- [What is asked] Transcribe the material word for word, but without the images.

- [Supplied information]
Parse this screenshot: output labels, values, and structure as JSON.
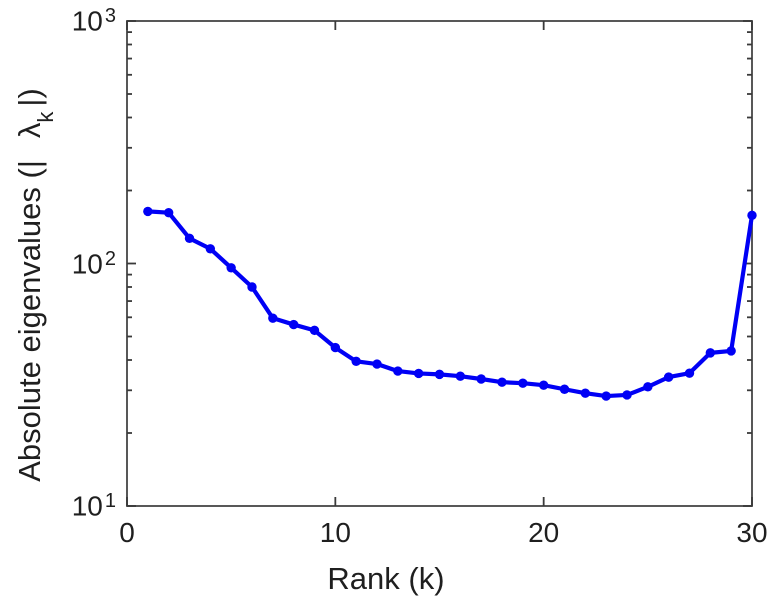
{
  "figure": {
    "background": "#ffffff",
    "axis_color": "#454545",
    "tick_color": "#3a3a3a",
    "text_color": "#1f1f1f",
    "line_color": "#0000f5"
  },
  "chart_data": {
    "type": "line",
    "title": "",
    "xlabel": "Rank (k)",
    "ylabel_prefix": "Absolute eigenvalues (|",
    "ylabel_lambda": "λ",
    "ylabel_subscript": "k",
    "ylabel_suffix": "|)",
    "x": [
      1,
      2,
      3,
      4,
      5,
      6,
      7,
      8,
      9,
      10,
      11,
      12,
      13,
      14,
      15,
      16,
      17,
      18,
      19,
      20,
      21,
      22,
      23,
      24,
      25,
      26,
      27,
      28,
      29,
      30
    ],
    "values": [
      164,
      162,
      127,
      115,
      96,
      80,
      59.5,
      56,
      53,
      45,
      39.5,
      38.5,
      36,
      35.2,
      34.9,
      34.3,
      33.4,
      32.4,
      32.1,
      31.5,
      30.3,
      29.2,
      28.4,
      28.7,
      31,
      34,
      35.3,
      42.8,
      43.6,
      158
    ],
    "series_name": "absolute-eigenvalues",
    "marker": "circle",
    "line_width": 4.2,
    "marker_radius": 4.7,
    "xlim": [
      0,
      30
    ],
    "ylim": [
      10,
      1000
    ],
    "y_scale": "log",
    "grid": false,
    "legend": null,
    "xticks": [
      {
        "value": 0,
        "label": "0"
      },
      {
        "value": 10,
        "label": "10"
      },
      {
        "value": 20,
        "label": "20"
      },
      {
        "value": 30,
        "label": "30"
      }
    ],
    "yticks": [
      {
        "value": 10,
        "base": "10",
        "exp": "1"
      },
      {
        "value": 100,
        "base": "10",
        "exp": "2"
      },
      {
        "value": 1000,
        "base": "10",
        "exp": "3"
      }
    ]
  }
}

- [Reply to the task]
Parse this screenshot: output labels, values, and structure as JSON.
{
  "figure": {
    "background": "#ffffff",
    "axis_color": "#454545",
    "tick_color": "#3a3a3a",
    "text_color": "#1f1f1f",
    "line_color": "#0000f5"
  },
  "chart_data": {
    "type": "line",
    "title": "",
    "xlabel": "Rank (k)",
    "ylabel_prefix": "Absolute eigenvalues (|",
    "ylabel_lambda": "λ",
    "ylabel_subscript": "k",
    "ylabel_suffix": "|)",
    "x": [
      1,
      2,
      3,
      4,
      5,
      6,
      7,
      8,
      9,
      10,
      11,
      12,
      13,
      14,
      15,
      16,
      17,
      18,
      19,
      20,
      21,
      22,
      23,
      24,
      25,
      26,
      27,
      28,
      29,
      30
    ],
    "values": [
      164,
      162,
      127,
      115,
      96,
      80,
      59.5,
      56,
      53,
      45,
      39.5,
      38.5,
      36,
      35.2,
      34.9,
      34.3,
      33.4,
      32.4,
      32.1,
      31.5,
      30.3,
      29.2,
      28.4,
      28.7,
      31,
      34,
      35.3,
      42.8,
      43.6,
      158
    ],
    "series_name": "absolute-eigenvalues",
    "marker": "circle",
    "line_width": 4.2,
    "marker_radius": 4.7,
    "xlim": [
      0,
      30
    ],
    "ylim": [
      10,
      1000
    ],
    "y_scale": "log",
    "grid": false,
    "legend": null,
    "xticks": [
      {
        "value": 0,
        "label": "0"
      },
      {
        "value": 10,
        "label": "10"
      },
      {
        "value": 20,
        "label": "20"
      },
      {
        "value": 30,
        "label": "30"
      }
    ],
    "yticks": [
      {
        "value": 10,
        "base": "10",
        "exp": "1"
      },
      {
        "value": 100,
        "base": "10",
        "exp": "2"
      },
      {
        "value": 1000,
        "base": "10",
        "exp": "3"
      }
    ]
  }
}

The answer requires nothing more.